= Exercise =
Set the following entries down again exactly, line by line.

= Stored rows =

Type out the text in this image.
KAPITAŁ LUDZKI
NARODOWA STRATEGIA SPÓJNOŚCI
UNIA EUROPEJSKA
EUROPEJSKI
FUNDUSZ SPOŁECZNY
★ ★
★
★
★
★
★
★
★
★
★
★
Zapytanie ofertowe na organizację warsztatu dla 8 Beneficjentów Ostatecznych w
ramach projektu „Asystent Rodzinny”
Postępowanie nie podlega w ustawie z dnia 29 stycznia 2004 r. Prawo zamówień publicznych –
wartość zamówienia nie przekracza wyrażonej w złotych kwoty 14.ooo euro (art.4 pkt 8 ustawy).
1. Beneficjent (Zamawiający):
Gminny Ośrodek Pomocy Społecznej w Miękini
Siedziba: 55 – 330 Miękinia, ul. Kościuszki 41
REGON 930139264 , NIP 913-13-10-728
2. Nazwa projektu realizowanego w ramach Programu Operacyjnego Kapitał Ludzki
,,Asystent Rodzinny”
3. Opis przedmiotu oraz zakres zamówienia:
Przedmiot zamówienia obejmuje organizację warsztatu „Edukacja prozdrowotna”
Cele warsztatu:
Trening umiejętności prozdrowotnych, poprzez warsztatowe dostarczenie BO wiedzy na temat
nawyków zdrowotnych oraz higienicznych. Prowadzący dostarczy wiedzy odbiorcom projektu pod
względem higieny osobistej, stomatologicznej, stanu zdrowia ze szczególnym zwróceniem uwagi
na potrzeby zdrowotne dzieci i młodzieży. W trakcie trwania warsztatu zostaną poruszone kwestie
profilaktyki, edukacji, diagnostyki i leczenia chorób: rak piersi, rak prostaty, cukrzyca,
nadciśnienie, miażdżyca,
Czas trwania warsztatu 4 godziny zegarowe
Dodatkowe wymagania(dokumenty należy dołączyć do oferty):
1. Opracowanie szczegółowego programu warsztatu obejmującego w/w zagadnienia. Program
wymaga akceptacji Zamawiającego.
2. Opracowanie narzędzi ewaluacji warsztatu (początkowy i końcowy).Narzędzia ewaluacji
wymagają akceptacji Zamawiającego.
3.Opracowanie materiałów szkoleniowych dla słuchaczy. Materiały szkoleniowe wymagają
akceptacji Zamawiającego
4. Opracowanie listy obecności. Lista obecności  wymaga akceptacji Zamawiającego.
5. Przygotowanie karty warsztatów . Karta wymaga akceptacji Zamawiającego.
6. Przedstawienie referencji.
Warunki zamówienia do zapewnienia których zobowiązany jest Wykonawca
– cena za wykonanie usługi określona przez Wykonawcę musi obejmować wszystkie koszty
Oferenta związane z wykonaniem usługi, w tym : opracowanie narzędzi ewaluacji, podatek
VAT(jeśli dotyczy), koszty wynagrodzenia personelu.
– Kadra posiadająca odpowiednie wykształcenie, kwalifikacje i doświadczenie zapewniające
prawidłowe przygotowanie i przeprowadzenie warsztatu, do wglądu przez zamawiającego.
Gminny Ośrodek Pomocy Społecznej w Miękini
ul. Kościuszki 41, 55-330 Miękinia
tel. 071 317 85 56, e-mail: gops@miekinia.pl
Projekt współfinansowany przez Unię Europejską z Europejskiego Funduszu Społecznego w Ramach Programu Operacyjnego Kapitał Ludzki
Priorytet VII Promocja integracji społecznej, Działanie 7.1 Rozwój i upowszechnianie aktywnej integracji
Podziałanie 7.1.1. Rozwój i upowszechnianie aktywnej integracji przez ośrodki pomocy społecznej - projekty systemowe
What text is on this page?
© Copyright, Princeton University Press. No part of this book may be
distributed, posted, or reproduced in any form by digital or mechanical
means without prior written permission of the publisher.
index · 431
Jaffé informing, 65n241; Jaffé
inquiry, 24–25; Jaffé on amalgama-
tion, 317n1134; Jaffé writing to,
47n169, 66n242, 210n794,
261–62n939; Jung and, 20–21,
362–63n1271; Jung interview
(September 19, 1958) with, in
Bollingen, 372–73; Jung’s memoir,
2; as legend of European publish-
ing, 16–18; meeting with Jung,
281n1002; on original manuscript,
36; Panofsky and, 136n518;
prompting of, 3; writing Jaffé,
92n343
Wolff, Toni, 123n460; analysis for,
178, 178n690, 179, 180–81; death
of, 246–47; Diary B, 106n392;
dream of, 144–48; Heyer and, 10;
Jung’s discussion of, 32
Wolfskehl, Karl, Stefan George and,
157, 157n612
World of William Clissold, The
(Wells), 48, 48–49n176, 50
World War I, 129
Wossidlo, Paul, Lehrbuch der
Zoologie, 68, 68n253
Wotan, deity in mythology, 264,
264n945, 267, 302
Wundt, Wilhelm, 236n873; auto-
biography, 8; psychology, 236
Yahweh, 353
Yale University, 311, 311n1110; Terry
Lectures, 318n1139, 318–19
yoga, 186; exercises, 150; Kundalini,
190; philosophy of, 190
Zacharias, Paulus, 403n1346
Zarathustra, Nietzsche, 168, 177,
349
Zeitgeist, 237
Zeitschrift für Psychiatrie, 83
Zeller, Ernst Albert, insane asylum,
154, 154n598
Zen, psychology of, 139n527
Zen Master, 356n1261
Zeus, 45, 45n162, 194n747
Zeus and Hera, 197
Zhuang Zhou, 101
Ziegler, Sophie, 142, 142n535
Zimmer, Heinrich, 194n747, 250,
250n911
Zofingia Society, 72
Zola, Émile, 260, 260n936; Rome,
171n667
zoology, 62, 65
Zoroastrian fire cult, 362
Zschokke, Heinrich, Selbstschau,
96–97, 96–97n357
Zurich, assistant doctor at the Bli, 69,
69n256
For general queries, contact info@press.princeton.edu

= Exercise result =
Type out the text in this image.
KAPITAŁ LUDZKI
NARODOWA STRATEGIA SPÓJNOŚCI
UNIA EUROPEJSKA
EUROPEJSKI
FUNDUSZ SPOŁECZNY
★ ★
★
★
★
★
★
★
★
★
★
★
Zapytanie ofertowe na organizację warsztatu dla 8 Beneficjentów Ostatecznych w
ramach projektu „Asystent Rodzinny”
Postępowanie nie podlega w ustawie z dnia 29 stycznia 2004 r. Prawo zamówień publicznych –
wartość zamówienia nie przekracza wyrażonej w złotych kwoty 14.ooo euro (art.4 pkt 8 ustawy).
1. Beneficjent (Zamawiający):
Gminny Ośrodek Pomocy Społecznej w Miękini
Siedziba: 55 – 330 Miękinia, ul. Kościuszki 41
REGON 930139264 , NIP 913-13-10-728
2. Nazwa projektu realizowanego w ramach Programu Operacyjnego Kapitał Ludzki
,,Asystent Rodzinny”
3. Opis przedmiotu oraz zakres zamówienia:
Przedmiot zamówienia obejmuje organizację warsztatu „Edukacja prozdrowotna”
Cele warsztatu:
Trening umiejętności prozdrowotnych, poprzez warsztatowe dostarczenie BO wiedzy na temat
nawyków zdrowotnych oraz higienicznych. Prowadzący dostarczy wiedzy odbiorcom projektu pod
względem higieny osobistej, stomatologicznej, stanu zdrowia ze szczególnym zwróceniem uwagi
na potrzeby zdrowotne dzieci i młodzieży. W trakcie trwania warsztatu zostaną poruszone kwestie
profilaktyki, edukacji, diagnostyki i leczenia chorób: rak piersi, rak prostaty, cukrzyca,
nadciśnienie, miażdżyca,
Czas trwania warsztatu 4 godziny zegarowe
Dodatkowe wymagania(dokumenty należy dołączyć do oferty):
1. Opracowanie szczegółowego programu warsztatu obejmującego w/w zagadnienia. Program
wymaga akceptacji Zamawiającego.
2. Opracowanie narzędzi ewaluacji warsztatu (początkowy i końcowy).Narzędzia ewaluacji
wymagają akceptacji Zamawiającego.
3.Opracowanie materiałów szkoleniowych dla słuchaczy. Materiały szkoleniowe wymagają
akceptacji Zamawiającego
4. Opracowanie listy obecności. Lista obecności  wymaga akceptacji Zamawiającego.
5. Przygotowanie karty warsztatów . Karta wymaga akceptacji Zamawiającego.
6. Przedstawienie referencji.
Warunki zamówienia do zapewnienia których zobowiązany jest Wykonawca
– cena za wykonanie usługi określona przez Wykonawcę musi obejmować wszystkie koszty
Oferenta związane z wykonaniem usługi, w tym : opracowanie narzędzi ewaluacji, podatek
VAT(jeśli dotyczy), koszty wynagrodzenia personelu.
– Kadra posiadająca odpowiednie wykształcenie, kwalifikacje i doświadczenie zapewniające
prawidłowe przygotowanie i przeprowadzenie warsztatu, do wglądu przez zamawiającego.
Gminny Ośrodek Pomocy Społecznej w Miękini
ul. Kościuszki 41, 55-330 Miękinia
tel. 071 317 85 56, e-mail: gops@miekinia.pl
Projekt współfinansowany przez Unię Europejską z Europejskiego Funduszu Społecznego w Ramach Programu Operacyjnego Kapitał Ludzki
Priorytet VII Promocja integracji społecznej, Działanie 7.1 Rozwój i upowszechnianie aktywnej integracji
Podziałanie 7.1.1. Rozwój i upowszechnianie aktywnej integracji przez ośrodki pomocy społecznej - projekty systemowe
What text is on this page?
© Copyright, Princeton University Press. No part of this book may be
distributed, posted, or reproduced in any form by digital or mechanical
means without prior written permission of the publisher.
index · 431
Jaffé informing, 65n241; Jaffé
inquiry, 24–25; Jaffé on amalgama-
tion, 317n1134; Jaffé writing to,
47n169, 66n242, 210n794,
261–62n939; Jung and, 20–21,
362–63n1271; Jung interview
(September 19, 1958) with, in
Bollingen, 372–73; Jung’s memoir,
2; as legend of European publish-
ing, 16–18; meeting with Jung,
281n1002; on original manuscript,
36; Panofsky and, 136n518;
prompting of, 3; writing Jaffé,
92n343
Wolff, Toni, 123n460; analysis for,
178, 178n690, 179, 180–81; death
of, 246–47; Diary B, 106n392;
dream of, 144–48; Heyer and, 10;
Jung’s discussion of, 32
Wolfskehl, Karl, Stefan George and,
157, 157n612
World of William Clissold, The
(Wells), 48, 48–49n176, 50
World War I, 129
Wossidlo, Paul, Lehrbuch der
Zoologie, 68, 68n253
Wotan, deity in mythology, 264,
264n945, 267, 302
Wundt, Wilhelm, 236n873; auto-
biography, 8; psychology, 236
Yahweh, 353
Yale University, 311, 311n1110; Terry
Lectures, 318n1139, 318–19
yoga, 186; exercises, 150; Kundalini,
190; philosophy of, 190
Zacharias, Paulus, 403n1346
Zarathustra, Nietzsche, 168, 177,
349
Zeitgeist, 237
Zeitschrift für Psychiatrie, 83
Zeller, Ernst Albert, insane asylum,
154, 154n598
Zen, psychology of, 139n527
Zen Master, 356n1261
Zeus, 45, 45n162, 194n747
Zeus and Hera, 197
Zhuang Zhou, 101
Ziegler, Sophie, 142, 142n535
Zimmer, Heinrich, 194n747, 250,
250n911
Zofingia Society, 72
Zola, Émile, 260, 260n936; Rome,
171n667
zoology, 62, 65
Zoroastrian fire cult, 362
Zschokke, Heinrich, Selbstschau,
96–97, 96–97n357
Zurich, assistant doctor at the Bli, 69,
69n256
For general queries, contact info@press.princeton.edu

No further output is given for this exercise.